EXERCISE AIM
Go through the entries below and pick out every line with "text".

THE INPUT
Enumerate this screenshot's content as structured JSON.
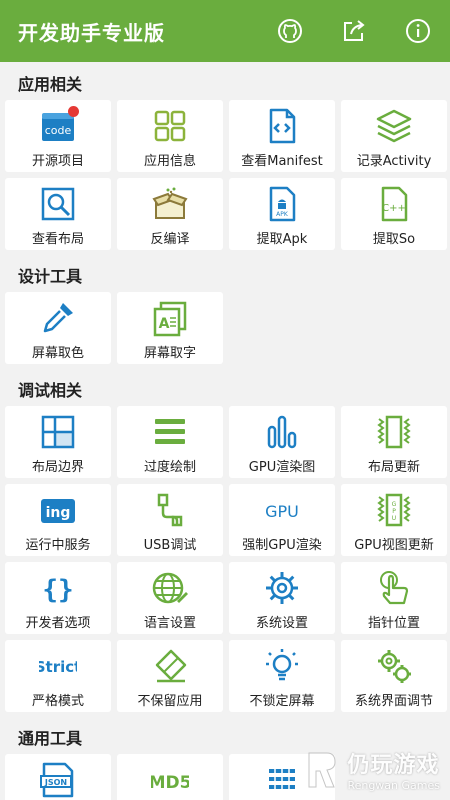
{
  "app": {
    "title": "开发助手专业版",
    "accent": "#6aad3e",
    "actions": [
      {
        "icon": "github-icon"
      },
      {
        "icon": "share-icon"
      },
      {
        "icon": "info-icon"
      }
    ]
  },
  "sections": [
    {
      "title": "应用相关",
      "items": [
        {
          "label": "开源项目",
          "icon": "code-icon",
          "badge": true
        },
        {
          "label": "应用信息",
          "icon": "grid-apps-icon"
        },
        {
          "label": "查看Manifest",
          "icon": "file-code-icon"
        },
        {
          "label": "记录Activity",
          "icon": "layers-icon"
        },
        {
          "label": "查看布局",
          "icon": "layout-inspect-icon"
        },
        {
          "label": "反编译",
          "icon": "gift-box-icon"
        },
        {
          "label": "提取Apk",
          "icon": "apk-file-icon"
        },
        {
          "label": "提取So",
          "icon": "so-file-icon"
        }
      ]
    },
    {
      "title": "设计工具",
      "items": [
        {
          "label": "屏幕取色",
          "icon": "eyedropper-icon"
        },
        {
          "label": "屏幕取字",
          "icon": "text-capture-icon"
        }
      ]
    },
    {
      "title": "调试相关",
      "items": [
        {
          "label": "布局边界",
          "icon": "layout-bounds-icon"
        },
        {
          "label": "过度绘制",
          "icon": "overdraw-icon"
        },
        {
          "label": "GPU渲染图",
          "icon": "bar-chart-icon"
        },
        {
          "label": "布局更新",
          "icon": "layout-update-icon"
        },
        {
          "label": "运行中服务",
          "icon": "ing-icon"
        },
        {
          "label": "USB调试",
          "icon": "usb-icon"
        },
        {
          "label": "强制GPU渲染",
          "icon": "gpu-text-icon"
        },
        {
          "label": "GPU视图更新",
          "icon": "gpu-chip-icon"
        },
        {
          "label": "开发者选项",
          "icon": "braces-icon"
        },
        {
          "label": "语言设置",
          "icon": "globe-icon"
        },
        {
          "label": "系统设置",
          "icon": "gear-icon"
        },
        {
          "label": "指针位置",
          "icon": "pointer-icon"
        },
        {
          "label": "严格模式",
          "icon": "strict-icon"
        },
        {
          "label": "不保留应用",
          "icon": "eraser-icon"
        },
        {
          "label": "不锁定屏幕",
          "icon": "bulb-icon"
        },
        {
          "label": "系统界面调节",
          "icon": "gears-icon"
        }
      ]
    },
    {
      "title": "通用工具",
      "items": [
        {
          "label": "",
          "icon": "json-icon",
          "text": "JSON"
        },
        {
          "label": "",
          "icon": "md5-icon",
          "text": "MD5"
        },
        {
          "label": "",
          "icon": "list-icon"
        }
      ]
    }
  ],
  "watermark": {
    "main": "仍玩游戏",
    "sub": "Rengwan Games"
  }
}
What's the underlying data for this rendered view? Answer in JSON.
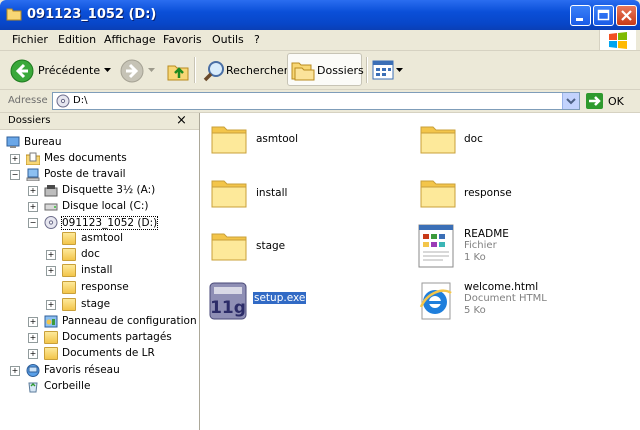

RESULT FOR THIS TASK
          "icon": "text-capture-icon"
          "icon": "gpu-text-icon"
          "text": "JSON"
          "text": "MD5"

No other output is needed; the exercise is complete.